Dataset items
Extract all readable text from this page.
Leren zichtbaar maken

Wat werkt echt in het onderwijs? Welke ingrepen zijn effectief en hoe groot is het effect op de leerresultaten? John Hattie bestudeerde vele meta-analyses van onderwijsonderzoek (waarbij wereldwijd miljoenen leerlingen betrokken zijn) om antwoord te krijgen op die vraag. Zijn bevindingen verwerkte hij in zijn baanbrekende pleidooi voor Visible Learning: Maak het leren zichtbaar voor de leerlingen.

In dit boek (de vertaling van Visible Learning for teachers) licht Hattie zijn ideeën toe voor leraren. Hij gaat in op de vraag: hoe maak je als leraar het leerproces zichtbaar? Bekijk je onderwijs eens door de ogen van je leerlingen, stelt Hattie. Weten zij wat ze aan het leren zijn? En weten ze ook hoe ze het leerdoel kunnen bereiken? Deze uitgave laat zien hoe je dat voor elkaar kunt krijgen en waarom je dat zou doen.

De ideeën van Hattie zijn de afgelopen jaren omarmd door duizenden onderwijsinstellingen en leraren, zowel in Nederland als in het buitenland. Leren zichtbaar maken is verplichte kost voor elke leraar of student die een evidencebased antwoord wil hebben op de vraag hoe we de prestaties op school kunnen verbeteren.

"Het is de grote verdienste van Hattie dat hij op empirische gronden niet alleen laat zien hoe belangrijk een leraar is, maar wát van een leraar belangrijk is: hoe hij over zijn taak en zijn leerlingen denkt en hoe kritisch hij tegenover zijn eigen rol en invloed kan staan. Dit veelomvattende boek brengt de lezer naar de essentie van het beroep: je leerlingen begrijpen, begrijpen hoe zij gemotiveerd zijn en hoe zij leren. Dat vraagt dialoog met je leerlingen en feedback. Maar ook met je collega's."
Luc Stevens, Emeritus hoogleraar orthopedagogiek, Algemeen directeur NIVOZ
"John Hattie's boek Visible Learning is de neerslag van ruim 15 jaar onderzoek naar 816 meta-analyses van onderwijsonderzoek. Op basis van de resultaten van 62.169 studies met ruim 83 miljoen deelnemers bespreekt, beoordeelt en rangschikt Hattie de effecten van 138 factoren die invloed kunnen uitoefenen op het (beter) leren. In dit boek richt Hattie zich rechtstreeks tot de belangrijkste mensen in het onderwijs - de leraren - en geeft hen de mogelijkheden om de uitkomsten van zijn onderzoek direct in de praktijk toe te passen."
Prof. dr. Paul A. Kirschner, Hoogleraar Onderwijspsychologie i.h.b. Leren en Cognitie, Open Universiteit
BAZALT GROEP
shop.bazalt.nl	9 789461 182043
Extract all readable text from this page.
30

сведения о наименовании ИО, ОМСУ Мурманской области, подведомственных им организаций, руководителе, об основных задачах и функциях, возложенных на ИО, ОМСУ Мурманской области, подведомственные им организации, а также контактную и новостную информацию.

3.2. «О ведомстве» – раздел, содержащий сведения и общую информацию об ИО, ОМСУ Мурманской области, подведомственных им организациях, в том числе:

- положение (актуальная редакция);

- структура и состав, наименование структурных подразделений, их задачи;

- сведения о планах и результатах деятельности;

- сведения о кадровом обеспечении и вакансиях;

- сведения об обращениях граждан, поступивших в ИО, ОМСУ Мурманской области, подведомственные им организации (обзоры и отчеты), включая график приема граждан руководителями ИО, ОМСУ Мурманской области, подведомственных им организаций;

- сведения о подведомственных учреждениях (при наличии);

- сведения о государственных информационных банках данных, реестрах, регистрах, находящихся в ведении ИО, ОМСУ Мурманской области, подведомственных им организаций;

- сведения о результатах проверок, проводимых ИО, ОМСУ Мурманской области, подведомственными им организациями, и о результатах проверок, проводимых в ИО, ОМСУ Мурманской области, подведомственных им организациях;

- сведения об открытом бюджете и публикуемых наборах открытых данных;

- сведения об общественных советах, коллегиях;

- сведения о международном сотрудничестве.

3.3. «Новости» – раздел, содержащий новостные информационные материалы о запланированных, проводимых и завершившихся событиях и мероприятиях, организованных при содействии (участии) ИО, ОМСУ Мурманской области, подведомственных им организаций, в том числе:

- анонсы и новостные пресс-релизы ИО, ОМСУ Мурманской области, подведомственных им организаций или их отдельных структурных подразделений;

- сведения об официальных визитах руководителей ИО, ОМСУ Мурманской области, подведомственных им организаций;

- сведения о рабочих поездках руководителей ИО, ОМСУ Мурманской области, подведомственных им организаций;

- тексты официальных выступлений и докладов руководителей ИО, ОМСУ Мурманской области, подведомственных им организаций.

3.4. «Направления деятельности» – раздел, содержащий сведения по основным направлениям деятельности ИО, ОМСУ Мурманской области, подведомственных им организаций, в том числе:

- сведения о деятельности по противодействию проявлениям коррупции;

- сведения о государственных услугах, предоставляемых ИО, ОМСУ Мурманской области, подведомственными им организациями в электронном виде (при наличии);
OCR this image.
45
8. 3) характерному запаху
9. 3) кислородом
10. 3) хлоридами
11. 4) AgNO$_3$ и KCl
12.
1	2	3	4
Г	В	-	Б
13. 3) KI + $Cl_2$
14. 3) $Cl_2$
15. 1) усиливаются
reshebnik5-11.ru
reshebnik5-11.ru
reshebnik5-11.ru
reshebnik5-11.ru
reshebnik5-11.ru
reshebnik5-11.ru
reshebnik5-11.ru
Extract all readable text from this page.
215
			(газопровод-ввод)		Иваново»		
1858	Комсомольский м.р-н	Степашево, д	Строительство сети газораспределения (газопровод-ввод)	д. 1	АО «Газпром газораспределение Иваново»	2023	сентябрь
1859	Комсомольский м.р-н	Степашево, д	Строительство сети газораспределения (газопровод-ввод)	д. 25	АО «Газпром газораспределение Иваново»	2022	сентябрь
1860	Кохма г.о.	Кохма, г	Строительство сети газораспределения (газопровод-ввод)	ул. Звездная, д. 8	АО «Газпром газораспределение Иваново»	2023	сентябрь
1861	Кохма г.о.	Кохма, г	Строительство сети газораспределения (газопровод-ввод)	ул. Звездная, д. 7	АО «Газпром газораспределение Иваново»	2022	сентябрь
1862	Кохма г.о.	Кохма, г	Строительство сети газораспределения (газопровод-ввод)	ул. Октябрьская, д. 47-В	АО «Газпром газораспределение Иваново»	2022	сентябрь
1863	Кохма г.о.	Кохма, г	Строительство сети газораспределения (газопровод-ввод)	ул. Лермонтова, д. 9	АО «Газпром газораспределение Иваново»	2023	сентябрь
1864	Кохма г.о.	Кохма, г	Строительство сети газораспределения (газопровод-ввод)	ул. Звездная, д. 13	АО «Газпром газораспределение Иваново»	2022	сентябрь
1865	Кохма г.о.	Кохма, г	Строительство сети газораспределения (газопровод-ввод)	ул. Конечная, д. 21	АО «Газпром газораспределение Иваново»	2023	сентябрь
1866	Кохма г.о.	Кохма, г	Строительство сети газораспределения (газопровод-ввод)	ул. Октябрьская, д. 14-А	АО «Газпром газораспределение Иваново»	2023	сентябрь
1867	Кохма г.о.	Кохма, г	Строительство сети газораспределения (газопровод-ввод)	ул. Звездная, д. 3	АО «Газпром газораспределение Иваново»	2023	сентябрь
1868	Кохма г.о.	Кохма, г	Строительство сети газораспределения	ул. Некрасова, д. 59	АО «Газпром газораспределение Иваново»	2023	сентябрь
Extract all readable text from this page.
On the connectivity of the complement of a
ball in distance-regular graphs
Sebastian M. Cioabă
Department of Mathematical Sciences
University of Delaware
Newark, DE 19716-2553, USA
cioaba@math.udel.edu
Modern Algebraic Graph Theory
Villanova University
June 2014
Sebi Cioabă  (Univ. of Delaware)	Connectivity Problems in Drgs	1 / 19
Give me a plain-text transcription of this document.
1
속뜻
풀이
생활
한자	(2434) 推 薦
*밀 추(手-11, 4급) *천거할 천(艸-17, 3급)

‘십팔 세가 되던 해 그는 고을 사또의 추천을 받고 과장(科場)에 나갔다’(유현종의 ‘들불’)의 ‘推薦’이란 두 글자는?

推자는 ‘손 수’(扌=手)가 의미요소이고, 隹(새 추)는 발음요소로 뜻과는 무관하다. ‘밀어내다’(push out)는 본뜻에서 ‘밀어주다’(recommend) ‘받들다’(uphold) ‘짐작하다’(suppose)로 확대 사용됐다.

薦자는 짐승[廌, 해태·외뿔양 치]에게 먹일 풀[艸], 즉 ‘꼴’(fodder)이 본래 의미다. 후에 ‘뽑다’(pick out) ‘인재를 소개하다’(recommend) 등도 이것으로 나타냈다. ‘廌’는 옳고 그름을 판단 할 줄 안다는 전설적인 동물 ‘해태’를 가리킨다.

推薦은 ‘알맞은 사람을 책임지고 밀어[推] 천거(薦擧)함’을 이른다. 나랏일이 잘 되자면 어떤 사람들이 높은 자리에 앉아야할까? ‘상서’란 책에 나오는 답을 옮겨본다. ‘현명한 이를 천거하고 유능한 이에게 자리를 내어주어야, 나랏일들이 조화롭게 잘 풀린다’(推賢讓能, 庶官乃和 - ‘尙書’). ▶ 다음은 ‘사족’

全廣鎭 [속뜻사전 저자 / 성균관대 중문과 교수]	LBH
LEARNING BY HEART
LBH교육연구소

Job:
Copy out each line of the listing that holds "Иваново".

Exercise answer:
			(газопровод-ввод)		Иваново»		
1858	Комсомольский м.р-н	Степашево, д	Строительство сети газораспределения (газопровод-ввод)	д. 1	АО «Газпром газораспределение Иваново»	2023	сентябрь
1859	Комсомольский м.р-н	Степашево, д	Строительство сети газораспределения (газопровод-ввод)	д. 25	АО «Газпром газораспределение Иваново»	2022	сентябрь
1860	Кохма г.о.	Кохма, г	Строительство сети газораспределения (газопровод-ввод)	ул. Звездная, д. 8	АО «Газпром газораспределение Иваново»	2023	сентябрь
1861	Кохма г.о.	Кохма, г	Строительство сети газораспределения (газопровод-ввод)	ул. Звездная, д. 7	АО «Газпром газораспределение Иваново»	2022	сентябрь
1862	Кохма г.о.	Кохма, г	Строительство сети газораспределения (газопровод-ввод)	ул. Октябрьская, д. 47-В	АО «Газпром газораспределение Иваново»	2022	сентябрь
1863	Кохма г.о.	Кохма, г	Строительство сети газораспределения (газопровод-ввод)	ул. Лермонтова, д. 9	АО «Газпром газораспределение Иваново»	2023	сентябрь
1864	Кохма г.о.	Кохма, г	Строительство сети газораспределения (газопровод-ввод)	ул. Звездная, д. 13	АО «Газпром газораспределение Иваново»	2022	сентябрь
1865	Кохма г.о.	Кохма, г	Строительство сети газораспределения (газопровод-ввод)	ул. Конечная, д. 21	АО «Газпром газораспределение Иваново»	2023	сентябрь
1866	Кохма г.о.	Кохма, г	Строительство сети газораспределения (газопровод-ввод)	ул. Октябрьская, д. 14-А	АО «Газпром газораспределение Иваново»	2023	сентябрь
1867	Кохма г.о.	Кохма, г	Строительство сети газораспределения (газопровод-ввод)	ул. Звездная, д. 3	АО «Газпром газораспределение Иваново»	2023	сентябрь
1868	Кохма г.о.	Кохма, г	Строительство сети газораспределения	ул. Некрасова, д. 59	АО «Газпром газораспределение Иваново»	2023	сентябрь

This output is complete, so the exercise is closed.